#### Written request:
Please update the data below by changing every "volume-bar" to "volume-column" and leaving everything else as it is.
:::::
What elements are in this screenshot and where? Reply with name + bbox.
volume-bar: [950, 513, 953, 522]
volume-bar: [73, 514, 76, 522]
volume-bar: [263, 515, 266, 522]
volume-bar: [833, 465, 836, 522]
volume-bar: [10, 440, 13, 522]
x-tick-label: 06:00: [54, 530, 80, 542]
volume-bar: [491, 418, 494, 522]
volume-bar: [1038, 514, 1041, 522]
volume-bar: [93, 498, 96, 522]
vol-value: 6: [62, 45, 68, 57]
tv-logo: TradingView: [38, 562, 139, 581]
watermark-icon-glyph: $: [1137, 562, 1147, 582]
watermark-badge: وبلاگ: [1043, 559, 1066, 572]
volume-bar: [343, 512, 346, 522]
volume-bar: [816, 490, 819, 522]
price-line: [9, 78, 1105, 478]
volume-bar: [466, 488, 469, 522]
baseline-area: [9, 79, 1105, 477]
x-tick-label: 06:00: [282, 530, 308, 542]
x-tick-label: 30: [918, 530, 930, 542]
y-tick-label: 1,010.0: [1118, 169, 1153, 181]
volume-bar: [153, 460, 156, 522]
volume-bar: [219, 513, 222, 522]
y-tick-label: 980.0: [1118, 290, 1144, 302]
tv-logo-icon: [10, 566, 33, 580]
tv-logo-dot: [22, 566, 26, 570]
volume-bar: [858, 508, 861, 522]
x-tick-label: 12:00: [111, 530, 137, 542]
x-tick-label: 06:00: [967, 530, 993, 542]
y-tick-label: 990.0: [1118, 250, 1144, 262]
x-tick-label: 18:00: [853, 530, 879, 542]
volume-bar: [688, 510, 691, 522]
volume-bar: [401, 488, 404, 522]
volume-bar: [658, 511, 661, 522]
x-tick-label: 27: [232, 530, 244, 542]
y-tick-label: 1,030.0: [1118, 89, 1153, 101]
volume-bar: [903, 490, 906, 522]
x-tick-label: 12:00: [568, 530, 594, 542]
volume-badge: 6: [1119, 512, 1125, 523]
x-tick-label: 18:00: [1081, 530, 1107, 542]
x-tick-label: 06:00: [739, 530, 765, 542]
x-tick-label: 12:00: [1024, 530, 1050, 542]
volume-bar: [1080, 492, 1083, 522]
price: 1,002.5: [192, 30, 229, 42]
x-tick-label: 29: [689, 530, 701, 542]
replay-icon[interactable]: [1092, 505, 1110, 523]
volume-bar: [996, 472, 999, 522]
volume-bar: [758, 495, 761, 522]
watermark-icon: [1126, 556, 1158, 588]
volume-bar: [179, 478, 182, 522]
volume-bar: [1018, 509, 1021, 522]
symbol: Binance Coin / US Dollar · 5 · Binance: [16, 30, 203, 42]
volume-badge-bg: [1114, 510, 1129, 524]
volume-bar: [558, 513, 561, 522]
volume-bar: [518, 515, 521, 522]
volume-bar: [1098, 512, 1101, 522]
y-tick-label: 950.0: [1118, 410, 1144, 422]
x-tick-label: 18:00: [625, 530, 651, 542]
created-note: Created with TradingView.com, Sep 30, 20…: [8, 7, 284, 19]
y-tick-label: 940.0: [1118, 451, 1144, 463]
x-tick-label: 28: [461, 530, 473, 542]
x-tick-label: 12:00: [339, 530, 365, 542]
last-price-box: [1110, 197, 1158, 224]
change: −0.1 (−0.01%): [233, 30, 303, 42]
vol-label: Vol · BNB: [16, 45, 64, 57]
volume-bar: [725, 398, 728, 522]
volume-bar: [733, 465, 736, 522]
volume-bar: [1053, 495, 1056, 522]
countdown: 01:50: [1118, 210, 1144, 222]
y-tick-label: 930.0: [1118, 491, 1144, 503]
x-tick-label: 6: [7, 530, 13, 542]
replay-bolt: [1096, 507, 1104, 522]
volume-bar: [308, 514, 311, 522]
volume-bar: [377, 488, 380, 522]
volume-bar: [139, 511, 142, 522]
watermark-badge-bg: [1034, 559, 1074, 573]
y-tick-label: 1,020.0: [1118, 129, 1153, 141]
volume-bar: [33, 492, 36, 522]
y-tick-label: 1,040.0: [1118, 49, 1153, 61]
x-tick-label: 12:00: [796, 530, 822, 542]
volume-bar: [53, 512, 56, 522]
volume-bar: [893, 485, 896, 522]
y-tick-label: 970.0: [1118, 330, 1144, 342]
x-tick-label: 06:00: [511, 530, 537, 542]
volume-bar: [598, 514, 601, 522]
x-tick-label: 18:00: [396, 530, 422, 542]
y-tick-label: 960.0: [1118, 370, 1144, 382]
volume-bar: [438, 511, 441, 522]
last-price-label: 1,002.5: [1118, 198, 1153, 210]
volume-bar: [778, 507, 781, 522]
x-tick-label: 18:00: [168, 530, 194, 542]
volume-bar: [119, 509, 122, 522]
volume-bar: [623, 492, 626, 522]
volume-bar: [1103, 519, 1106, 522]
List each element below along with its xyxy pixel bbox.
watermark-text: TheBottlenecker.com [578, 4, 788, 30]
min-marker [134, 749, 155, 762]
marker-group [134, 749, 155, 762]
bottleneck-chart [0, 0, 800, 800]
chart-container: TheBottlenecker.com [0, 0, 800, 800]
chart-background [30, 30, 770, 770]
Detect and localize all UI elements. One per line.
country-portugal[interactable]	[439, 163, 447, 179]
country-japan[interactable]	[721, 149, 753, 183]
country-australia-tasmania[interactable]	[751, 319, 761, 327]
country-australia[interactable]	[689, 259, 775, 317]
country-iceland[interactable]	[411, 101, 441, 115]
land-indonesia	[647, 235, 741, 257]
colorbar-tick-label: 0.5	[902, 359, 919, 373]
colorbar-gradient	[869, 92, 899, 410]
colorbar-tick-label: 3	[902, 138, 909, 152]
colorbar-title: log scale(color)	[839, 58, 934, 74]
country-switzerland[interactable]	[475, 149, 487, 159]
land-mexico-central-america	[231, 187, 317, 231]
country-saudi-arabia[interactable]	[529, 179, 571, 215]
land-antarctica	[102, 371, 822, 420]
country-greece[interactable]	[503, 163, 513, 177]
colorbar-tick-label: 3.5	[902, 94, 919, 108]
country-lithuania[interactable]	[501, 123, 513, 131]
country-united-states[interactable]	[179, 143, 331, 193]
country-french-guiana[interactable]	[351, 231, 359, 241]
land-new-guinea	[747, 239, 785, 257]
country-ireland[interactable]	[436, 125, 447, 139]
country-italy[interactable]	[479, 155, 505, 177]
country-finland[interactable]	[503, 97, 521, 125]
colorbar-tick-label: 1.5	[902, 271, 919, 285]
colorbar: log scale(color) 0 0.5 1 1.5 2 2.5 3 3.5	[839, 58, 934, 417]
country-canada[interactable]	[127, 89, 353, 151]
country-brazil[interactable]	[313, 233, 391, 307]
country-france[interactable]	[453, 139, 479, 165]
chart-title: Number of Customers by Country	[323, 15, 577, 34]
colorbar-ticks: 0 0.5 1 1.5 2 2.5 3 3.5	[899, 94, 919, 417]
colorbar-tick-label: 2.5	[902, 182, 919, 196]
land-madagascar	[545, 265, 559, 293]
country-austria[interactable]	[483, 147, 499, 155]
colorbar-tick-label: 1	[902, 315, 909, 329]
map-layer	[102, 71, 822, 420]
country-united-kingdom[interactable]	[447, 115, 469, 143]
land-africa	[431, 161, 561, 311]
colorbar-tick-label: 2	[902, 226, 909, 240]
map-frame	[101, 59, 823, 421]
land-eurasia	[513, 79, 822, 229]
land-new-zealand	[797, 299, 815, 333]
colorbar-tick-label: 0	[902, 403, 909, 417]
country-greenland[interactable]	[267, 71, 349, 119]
:::::
#### Written reply:
What elements are in this screenshot and where? Reply with name + bbox.
volume-column: [950, 513, 953, 522]
volume-column: [73, 514, 76, 522]
volume-column: [263, 515, 266, 522]
volume-column: [833, 465, 836, 522]
volume-column: [10, 440, 13, 522]
x-tick-label: 06:00: [54, 530, 80, 542]
volume-column: [491, 418, 494, 522]
volume-column: [1038, 514, 1041, 522]
volume-column: [93, 498, 96, 522]
vol-value: 6: [62, 45, 68, 57]
tv-logo: TradingView: [38, 562, 139, 581]
watermark-icon-glyph: $: [1137, 562, 1147, 582]
watermark-badge: وبلاگ: [1043, 559, 1066, 572]
volume-column: [343, 512, 346, 522]
volume-column: [816, 490, 819, 522]
price-line: [9, 78, 1105, 478]
volume-column: [466, 488, 469, 522]
baseline-area: [9, 79, 1105, 477]
x-tick-label: 06:00: [282, 530, 308, 542]
x-tick-label: 30: [918, 530, 930, 542]
y-tick-label: 1,010.0: [1118, 169, 1153, 181]
volume-column: [153, 460, 156, 522]
volume-column: [219, 513, 222, 522]
y-tick-label: 980.0: [1118, 290, 1144, 302]
tv-logo-icon: [10, 566, 33, 580]
tv-logo-dot: [22, 566, 26, 570]
volume-column: [858, 508, 861, 522]
x-tick-label: 12:00: [111, 530, 137, 542]
x-tick-label: 06:00: [967, 530, 993, 542]
y-tick-label: 990.0: [1118, 250, 1144, 262]
x-tick-label: 18:00: [853, 530, 879, 542]
volume-column: [688, 510, 691, 522]
volume-column: [401, 488, 404, 522]
volume-column: [658, 511, 661, 522]
x-tick-label: 27: [232, 530, 244, 542]
y-tick-label: 1,030.0: [1118, 89, 1153, 101]
volume-column: [903, 490, 906, 522]
x-tick-label: 12:00: [568, 530, 594, 542]
volume-badge: 6: [1119, 512, 1125, 523]
x-tick-label: 18:00: [1081, 530, 1107, 542]
x-tick-label: 06:00: [739, 530, 765, 542]
x-tick-label: 12:00: [1024, 530, 1050, 542]
volume-column: [1080, 492, 1083, 522]
price: 1,002.5: [192, 30, 229, 42]
x-tick-label: 29: [689, 530, 701, 542]
replay-icon[interactable]: [1092, 505, 1110, 523]
volume-column: [996, 472, 999, 522]
volume-column: [758, 495, 761, 522]
watermark-icon: [1126, 556, 1158, 588]
volume-column: [179, 478, 182, 522]
volume-column: [1018, 509, 1021, 522]
symbol: Binance Coin / US Dollar · 5 · Binance: [16, 30, 203, 42]
volume-badge-bg: [1114, 510, 1129, 524]
volume-column: [558, 513, 561, 522]
volume-column: [518, 515, 521, 522]
volume-column: [1098, 512, 1101, 522]
y-tick-label: 950.0: [1118, 410, 1144, 422]
x-tick-label: 18:00: [625, 530, 651, 542]
created-note: Created with TradingView.com, Sep 30, 20…: [8, 7, 284, 19]
y-tick-label: 940.0: [1118, 451, 1144, 463]
x-tick-label: 28: [461, 530, 473, 542]
x-tick-label: 12:00: [339, 530, 365, 542]
last-price-box: [1110, 197, 1158, 224]
change: −0.1 (−0.01%): [233, 30, 303, 42]
vol-label: Vol · BNB: [16, 45, 64, 57]
volume-column: [725, 398, 728, 522]
volume-column: [733, 465, 736, 522]
volume-column: [1053, 495, 1056, 522]
countdown: 01:50: [1118, 210, 1144, 222]
y-tick-label: 930.0: [1118, 491, 1144, 503]
x-tick-label: 6: [7, 530, 13, 542]
replay-bolt: [1096, 507, 1104, 522]
volume-column: [308, 514, 311, 522]
volume-column: [377, 488, 380, 522]
volume-column: [139, 511, 142, 522]
watermark-badge-bg: [1034, 559, 1074, 573]
y-tick-label: 1,020.0: [1118, 129, 1153, 141]
volume-column: [33, 492, 36, 522]
y-tick-label: 1,040.0: [1118, 49, 1153, 61]
x-tick-label: 12:00: [796, 530, 822, 542]
volume-column: [53, 512, 56, 522]
volume-column: [893, 485, 896, 522]
y-tick-label: 970.0: [1118, 330, 1144, 342]
x-tick-label: 06:00: [511, 530, 537, 542]
volume-column: [598, 514, 601, 522]
x-tick-label: 18:00: [396, 530, 422, 542]
y-tick-label: 960.0: [1118, 370, 1144, 382]
volume-column: [438, 511, 441, 522]
last-price-label: 1,002.5: [1118, 198, 1153, 210]
volume-column: [778, 507, 781, 522]
x-tick-label: 18:00: [168, 530, 194, 542]
volume-column: [119, 509, 122, 522]
volume-column: [623, 492, 626, 522]
volume-column: [1103, 519, 1106, 522]
List each element below along with its xyxy pixel bbox.
watermark-text: TheBottlenecker.com [578, 4, 788, 30]
min-marker [134, 749, 155, 762]
marker-group [134, 749, 155, 762]
bottleneck-chart [0, 0, 800, 800]
chart-container: TheBottlenecker.com [0, 0, 800, 800]
chart-background [30, 30, 770, 770]
Detect and localize all UI elements. One per line.
country-portugal[interactable]	[439, 163, 447, 179]
country-japan[interactable]	[721, 149, 753, 183]
country-australia-tasmania[interactable]	[751, 319, 761, 327]
country-australia[interactable]	[689, 259, 775, 317]
country-iceland[interactable]	[411, 101, 441, 115]
land-indonesia	[647, 235, 741, 257]
colorbar-tick-label: 0.5	[902, 359, 919, 373]
colorbar-gradient	[869, 92, 899, 410]
colorbar-tick-label: 3	[902, 138, 909, 152]
colorbar-title: log scale(color)	[839, 58, 934, 74]
country-switzerland[interactable]	[475, 149, 487, 159]
land-mexico-central-america	[231, 187, 317, 231]
country-saudi-arabia[interactable]	[529, 179, 571, 215]
land-antarctica	[102, 371, 822, 420]
country-greece[interactable]	[503, 163, 513, 177]
colorbar-tick-label: 3.5	[902, 94, 919, 108]
country-lithuania[interactable]	[501, 123, 513, 131]
country-united-states[interactable]	[179, 143, 331, 193]
country-french-guiana[interactable]	[351, 231, 359, 241]
land-new-guinea	[747, 239, 785, 257]
country-ireland[interactable]	[436, 125, 447, 139]
country-italy[interactable]	[479, 155, 505, 177]
country-finland[interactable]	[503, 97, 521, 125]
colorbar-tick-label: 1.5	[902, 271, 919, 285]
colorbar: log scale(color) 0 0.5 1 1.5 2 2.5 3 3.5	[839, 58, 934, 417]
country-canada[interactable]	[127, 89, 353, 151]
country-brazil[interactable]	[313, 233, 391, 307]
country-france[interactable]	[453, 139, 479, 165]
chart-title: Number of Customers by Country	[323, 15, 577, 34]
colorbar-ticks: 0 0.5 1 1.5 2 2.5 3 3.5	[899, 94, 919, 417]
colorbar-tick-label: 2.5	[902, 182, 919, 196]
land-madagascar	[545, 265, 559, 293]
country-austria[interactable]	[483, 147, 499, 155]
colorbar-tick-label: 1	[902, 315, 909, 329]
map-layer	[102, 71, 822, 420]
country-united-kingdom[interactable]	[447, 115, 469, 143]
land-africa	[431, 161, 561, 311]
colorbar-tick-label: 2	[902, 226, 909, 240]
map-frame	[101, 59, 823, 421]
land-eurasia	[513, 79, 822, 229]
land-new-zealand	[797, 299, 815, 333]
colorbar-tick-label: 0	[902, 403, 909, 417]
country-greenland[interactable]	[267, 71, 349, 119]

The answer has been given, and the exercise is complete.